*INSTRUCTION*
From the listing below, pull out every line where the string "subscript" appears.

BEGIN WORKING DATA

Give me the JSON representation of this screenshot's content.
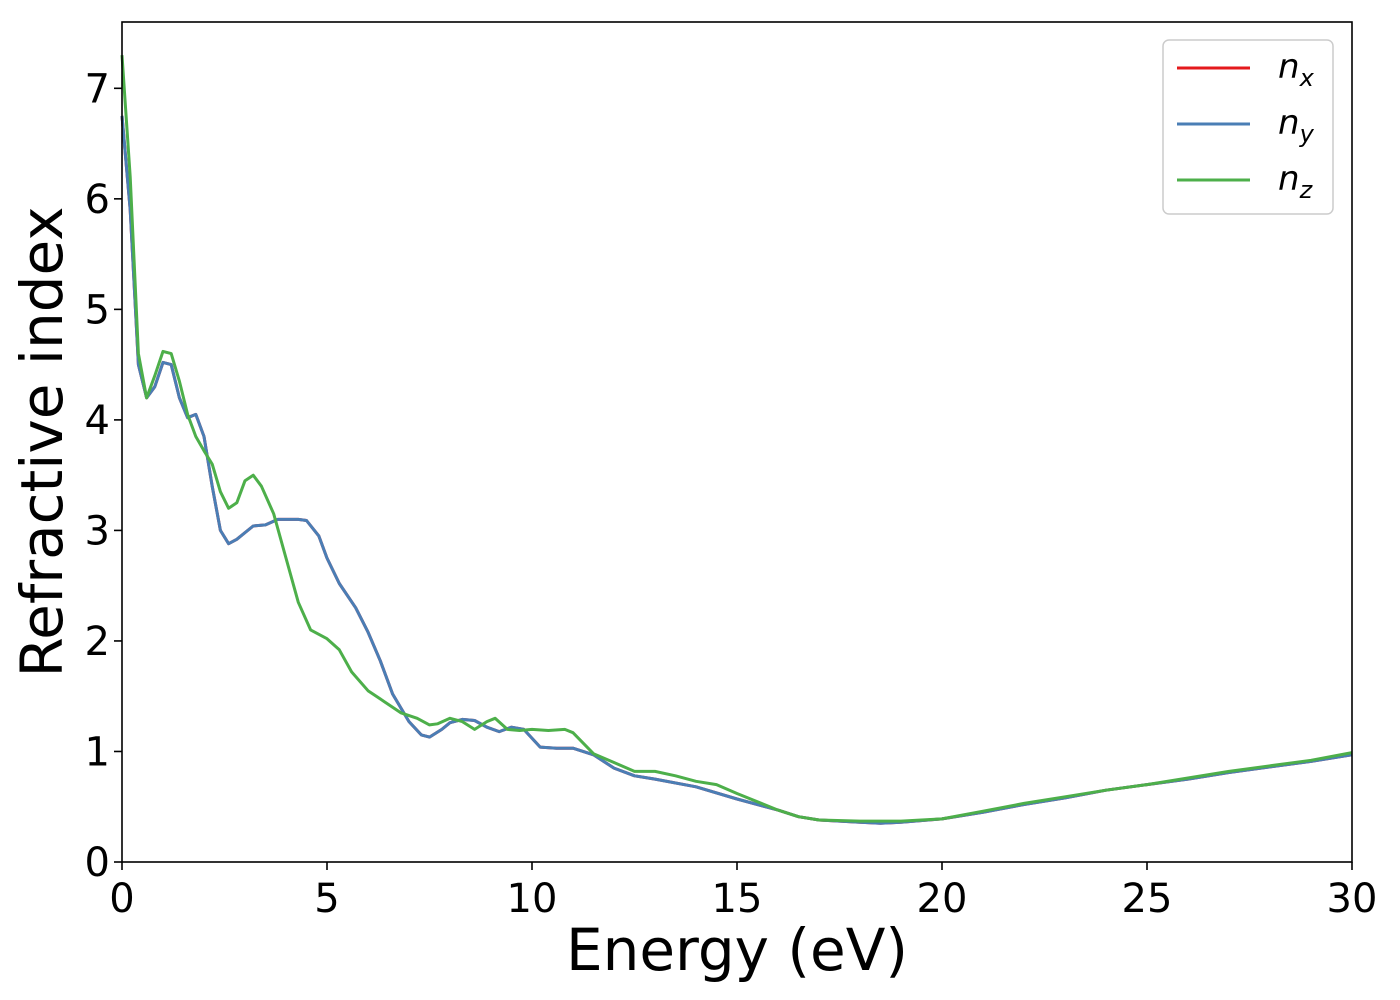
{
  "chart_data": {
    "type": "line",
    "title": "",
    "xlabel": "Energy (eV)",
    "ylabel": "Refractive index",
    "xlim": [
      0,
      30
    ],
    "ylim": [
      0,
      7.6
    ],
    "xticks": [
      0,
      5,
      10,
      15,
      20,
      25,
      30
    ],
    "yticks": [
      0,
      1,
      2,
      3,
      4,
      5,
      6,
      7
    ],
    "xtick_labels": [
      "0",
      "5",
      "10",
      "15",
      "20",
      "25",
      "30"
    ],
    "ytick_labels": [
      "0",
      "1",
      "2",
      "3",
      "4",
      "5",
      "6",
      "7"
    ],
    "grid": false,
    "legend_position": "top-right",
    "series": [
      {
        "name": "n",
        "subscript": "x",
        "color": "#e41a1c",
        "points": [
          [
            0,
            6.75
          ],
          [
            0.2,
            5.9
          ],
          [
            0.4,
            4.5
          ],
          [
            0.6,
            4.2
          ],
          [
            0.8,
            4.3
          ],
          [
            1.0,
            4.52
          ],
          [
            1.2,
            4.5
          ],
          [
            1.4,
            4.2
          ],
          [
            1.6,
            4.02
          ],
          [
            1.8,
            4.05
          ],
          [
            2.0,
            3.85
          ],
          [
            2.2,
            3.4
          ],
          [
            2.4,
            3.0
          ],
          [
            2.6,
            2.88
          ],
          [
            2.8,
            2.92
          ],
          [
            3.0,
            2.98
          ],
          [
            3.2,
            3.04
          ],
          [
            3.5,
            3.05
          ],
          [
            3.8,
            3.1
          ],
          [
            4.0,
            3.1
          ],
          [
            4.3,
            3.1
          ],
          [
            4.5,
            3.09
          ],
          [
            4.8,
            2.95
          ],
          [
            5.0,
            2.75
          ],
          [
            5.3,
            2.52
          ],
          [
            5.7,
            2.3
          ],
          [
            6.0,
            2.08
          ],
          [
            6.3,
            1.82
          ],
          [
            6.6,
            1.52
          ],
          [
            7.0,
            1.27
          ],
          [
            7.3,
            1.15
          ],
          [
            7.5,
            1.13
          ],
          [
            7.8,
            1.2
          ],
          [
            8.0,
            1.26
          ],
          [
            8.3,
            1.29
          ],
          [
            8.6,
            1.28
          ],
          [
            8.9,
            1.22
          ],
          [
            9.2,
            1.18
          ],
          [
            9.5,
            1.22
          ],
          [
            9.8,
            1.2
          ],
          [
            10.2,
            1.04
          ],
          [
            10.6,
            1.03
          ],
          [
            11.0,
            1.03
          ],
          [
            11.5,
            0.97
          ],
          [
            12.0,
            0.85
          ],
          [
            12.5,
            0.78
          ],
          [
            13.0,
            0.75
          ],
          [
            14.0,
            0.68
          ],
          [
            15.0,
            0.57
          ],
          [
            16.0,
            0.47
          ],
          [
            16.5,
            0.41
          ],
          [
            17.0,
            0.38
          ],
          [
            18.0,
            0.36
          ],
          [
            18.5,
            0.35
          ],
          [
            19.0,
            0.36
          ],
          [
            20.0,
            0.39
          ],
          [
            21.0,
            0.45
          ],
          [
            22.0,
            0.52
          ],
          [
            23.0,
            0.58
          ],
          [
            24.0,
            0.65
          ],
          [
            25.0,
            0.7
          ],
          [
            26.0,
            0.75
          ],
          [
            27.0,
            0.81
          ],
          [
            28.0,
            0.86
          ],
          [
            29.0,
            0.91
          ],
          [
            30.0,
            0.97
          ]
        ]
      },
      {
        "name": "n",
        "subscript": "y",
        "color": "#4a7eb5",
        "points": [
          [
            0,
            6.75
          ],
          [
            0.2,
            5.9
          ],
          [
            0.4,
            4.5
          ],
          [
            0.6,
            4.2
          ],
          [
            0.8,
            4.3
          ],
          [
            1.0,
            4.52
          ],
          [
            1.2,
            4.5
          ],
          [
            1.4,
            4.2
          ],
          [
            1.6,
            4.02
          ],
          [
            1.8,
            4.05
          ],
          [
            2.0,
            3.85
          ],
          [
            2.2,
            3.4
          ],
          [
            2.4,
            3.0
          ],
          [
            2.6,
            2.88
          ],
          [
            2.8,
            2.92
          ],
          [
            3.0,
            2.98
          ],
          [
            3.2,
            3.04
          ],
          [
            3.5,
            3.05
          ],
          [
            3.8,
            3.1
          ],
          [
            4.0,
            3.1
          ],
          [
            4.3,
            3.1
          ],
          [
            4.5,
            3.09
          ],
          [
            4.8,
            2.95
          ],
          [
            5.0,
            2.75
          ],
          [
            5.3,
            2.52
          ],
          [
            5.7,
            2.3
          ],
          [
            6.0,
            2.08
          ],
          [
            6.3,
            1.82
          ],
          [
            6.6,
            1.52
          ],
          [
            7.0,
            1.27
          ],
          [
            7.3,
            1.15
          ],
          [
            7.5,
            1.13
          ],
          [
            7.8,
            1.2
          ],
          [
            8.0,
            1.26
          ],
          [
            8.3,
            1.29
          ],
          [
            8.6,
            1.28
          ],
          [
            8.9,
            1.22
          ],
          [
            9.2,
            1.18
          ],
          [
            9.5,
            1.22
          ],
          [
            9.8,
            1.2
          ],
          [
            10.2,
            1.04
          ],
          [
            10.6,
            1.03
          ],
          [
            11.0,
            1.03
          ],
          [
            11.5,
            0.97
          ],
          [
            12.0,
            0.85
          ],
          [
            12.5,
            0.78
          ],
          [
            13.0,
            0.75
          ],
          [
            14.0,
            0.68
          ],
          [
            15.0,
            0.57
          ],
          [
            16.0,
            0.47
          ],
          [
            16.5,
            0.41
          ],
          [
            17.0,
            0.38
          ],
          [
            18.0,
            0.36
          ],
          [
            18.5,
            0.35
          ],
          [
            19.0,
            0.36
          ],
          [
            20.0,
            0.39
          ],
          [
            21.0,
            0.45
          ],
          [
            22.0,
            0.52
          ],
          [
            23.0,
            0.58
          ],
          [
            24.0,
            0.65
          ],
          [
            25.0,
            0.7
          ],
          [
            26.0,
            0.75
          ],
          [
            27.0,
            0.81
          ],
          [
            28.0,
            0.86
          ],
          [
            29.0,
            0.91
          ],
          [
            30.0,
            0.97
          ]
        ]
      },
      {
        "name": "n",
        "subscript": "z",
        "color": "#4daf4a",
        "points": [
          [
            0,
            7.3
          ],
          [
            0.2,
            6.2
          ],
          [
            0.4,
            4.6
          ],
          [
            0.6,
            4.2
          ],
          [
            0.8,
            4.4
          ],
          [
            1.0,
            4.62
          ],
          [
            1.2,
            4.6
          ],
          [
            1.4,
            4.35
          ],
          [
            1.6,
            4.05
          ],
          [
            1.8,
            3.85
          ],
          [
            2.0,
            3.72
          ],
          [
            2.2,
            3.6
          ],
          [
            2.4,
            3.35
          ],
          [
            2.6,
            3.2
          ],
          [
            2.8,
            3.25
          ],
          [
            3.0,
            3.45
          ],
          [
            3.2,
            3.5
          ],
          [
            3.4,
            3.4
          ],
          [
            3.7,
            3.15
          ],
          [
            4.0,
            2.75
          ],
          [
            4.3,
            2.35
          ],
          [
            4.6,
            2.1
          ],
          [
            5.0,
            2.02
          ],
          [
            5.3,
            1.92
          ],
          [
            5.6,
            1.72
          ],
          [
            6.0,
            1.55
          ],
          [
            6.4,
            1.45
          ],
          [
            6.8,
            1.35
          ],
          [
            7.2,
            1.3
          ],
          [
            7.5,
            1.24
          ],
          [
            7.7,
            1.25
          ],
          [
            8.0,
            1.3
          ],
          [
            8.3,
            1.27
          ],
          [
            8.6,
            1.2
          ],
          [
            8.9,
            1.27
          ],
          [
            9.1,
            1.3
          ],
          [
            9.4,
            1.2
          ],
          [
            9.7,
            1.19
          ],
          [
            10.0,
            1.2
          ],
          [
            10.4,
            1.19
          ],
          [
            10.8,
            1.2
          ],
          [
            11.0,
            1.17
          ],
          [
            11.5,
            0.98
          ],
          [
            12.0,
            0.9
          ],
          [
            12.5,
            0.82
          ],
          [
            13.0,
            0.82
          ],
          [
            13.5,
            0.78
          ],
          [
            14.0,
            0.73
          ],
          [
            14.5,
            0.7
          ],
          [
            15.0,
            0.62
          ],
          [
            16.0,
            0.47
          ],
          [
            16.5,
            0.41
          ],
          [
            17.0,
            0.38
          ],
          [
            18.0,
            0.37
          ],
          [
            19.0,
            0.37
          ],
          [
            20.0,
            0.39
          ],
          [
            21.0,
            0.46
          ],
          [
            22.0,
            0.53
          ],
          [
            23.0,
            0.59
          ],
          [
            24.0,
            0.65
          ],
          [
            25.0,
            0.7
          ],
          [
            26.0,
            0.76
          ],
          [
            27.0,
            0.82
          ],
          [
            28.0,
            0.87
          ],
          [
            29.0,
            0.92
          ],
          [
            30.0,
            0.99
          ]
        ]
      }
    ]
  }
}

END WORKING DATA

*COMPLETE OUTPUT*
        "subscript": "x",
        "subscript": "y",
        "subscript": "z",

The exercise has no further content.